(Items listed in a dataset)
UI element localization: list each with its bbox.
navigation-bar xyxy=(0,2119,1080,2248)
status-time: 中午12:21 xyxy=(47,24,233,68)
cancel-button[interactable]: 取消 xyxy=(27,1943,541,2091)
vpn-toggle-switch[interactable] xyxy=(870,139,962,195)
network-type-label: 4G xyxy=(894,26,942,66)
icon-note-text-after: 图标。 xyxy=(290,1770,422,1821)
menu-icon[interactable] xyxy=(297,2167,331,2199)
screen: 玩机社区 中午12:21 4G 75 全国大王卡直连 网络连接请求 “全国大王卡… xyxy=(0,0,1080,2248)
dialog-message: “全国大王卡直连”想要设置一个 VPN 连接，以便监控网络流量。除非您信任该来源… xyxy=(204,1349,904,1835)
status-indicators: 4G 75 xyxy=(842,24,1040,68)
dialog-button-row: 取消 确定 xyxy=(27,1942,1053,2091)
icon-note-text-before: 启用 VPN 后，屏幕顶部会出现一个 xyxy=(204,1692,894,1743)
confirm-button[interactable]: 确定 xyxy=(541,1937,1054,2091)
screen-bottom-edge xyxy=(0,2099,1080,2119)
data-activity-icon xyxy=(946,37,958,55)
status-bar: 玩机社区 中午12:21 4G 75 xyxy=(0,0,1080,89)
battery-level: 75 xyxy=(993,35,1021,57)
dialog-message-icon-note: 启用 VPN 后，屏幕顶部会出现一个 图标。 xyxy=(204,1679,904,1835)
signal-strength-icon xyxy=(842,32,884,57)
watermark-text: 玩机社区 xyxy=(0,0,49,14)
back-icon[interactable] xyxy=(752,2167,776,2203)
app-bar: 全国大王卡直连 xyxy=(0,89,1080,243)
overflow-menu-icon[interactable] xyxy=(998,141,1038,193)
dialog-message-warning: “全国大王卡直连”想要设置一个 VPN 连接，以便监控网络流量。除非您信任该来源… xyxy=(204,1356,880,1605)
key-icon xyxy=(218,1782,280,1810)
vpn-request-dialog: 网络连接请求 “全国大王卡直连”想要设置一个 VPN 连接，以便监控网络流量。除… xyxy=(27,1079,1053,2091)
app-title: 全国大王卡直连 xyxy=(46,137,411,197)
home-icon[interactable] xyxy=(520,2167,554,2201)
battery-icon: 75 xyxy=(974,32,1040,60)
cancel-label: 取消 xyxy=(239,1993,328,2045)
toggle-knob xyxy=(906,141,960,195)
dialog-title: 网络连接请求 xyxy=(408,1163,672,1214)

§ AIM OF THE EXERCISE: Print every line of the data above without changing a single character.

§ RESULT FOR THIS EXERCISE:
UI element localization: list each with its bbox.
navigation-bar xyxy=(0,2119,1080,2248)
status-time: 中午12:21 xyxy=(47,24,233,68)
cancel-button[interactable]: 取消 xyxy=(27,1943,541,2091)
vpn-toggle-switch[interactable] xyxy=(870,139,962,195)
network-type-label: 4G xyxy=(894,26,942,66)
icon-note-text-after: 图标。 xyxy=(290,1770,422,1821)
menu-icon[interactable] xyxy=(297,2167,331,2199)
screen: 玩机社区 中午12:21 4G 75 全国大王卡直连 网络连接请求 “全国大王卡… xyxy=(0,0,1080,2248)
dialog-message: “全国大王卡直连”想要设置一个 VPN 连接，以便监控网络流量。除非您信任该来源… xyxy=(204,1349,904,1835)
status-indicators: 4G 75 xyxy=(842,24,1040,68)
dialog-button-row: 取消 确定 xyxy=(27,1942,1053,2091)
icon-note-text-before: 启用 VPN 后，屏幕顶部会出现一个 xyxy=(204,1692,894,1743)
confirm-button[interactable]: 确定 xyxy=(541,1937,1054,2091)
screen-bottom-edge xyxy=(0,2099,1080,2119)
data-activity-icon xyxy=(946,37,958,55)
status-bar: 玩机社区 中午12:21 4G 75 xyxy=(0,0,1080,89)
battery-level: 75 xyxy=(993,35,1021,57)
dialog-message-icon-note: 启用 VPN 后，屏幕顶部会出现一个 图标。 xyxy=(204,1679,904,1835)
signal-strength-icon xyxy=(842,32,884,57)
watermark-text: 玩机社区 xyxy=(0,0,49,14)
back-icon[interactable] xyxy=(752,2167,776,2203)
app-bar: 全国大王卡直连 xyxy=(0,89,1080,243)
overflow-menu-icon[interactable] xyxy=(998,141,1038,193)
dialog-message-warning: “全国大王卡直连”想要设置一个 VPN 连接，以便监控网络流量。除非您信任该来源… xyxy=(204,1356,880,1605)
key-icon xyxy=(218,1782,280,1810)
vpn-request-dialog: 网络连接请求 “全国大王卡直连”想要设置一个 VPN 连接，以便监控网络流量。除… xyxy=(27,1079,1053,2091)
app-title: 全国大王卡直连 xyxy=(46,137,411,197)
home-icon[interactable] xyxy=(520,2167,554,2201)
battery-icon: 75 xyxy=(974,32,1040,60)
cancel-label: 取消 xyxy=(239,1993,328,2045)
toggle-knob xyxy=(906,141,960,195)
dialog-title: 网络连接请求 xyxy=(408,1163,672,1214)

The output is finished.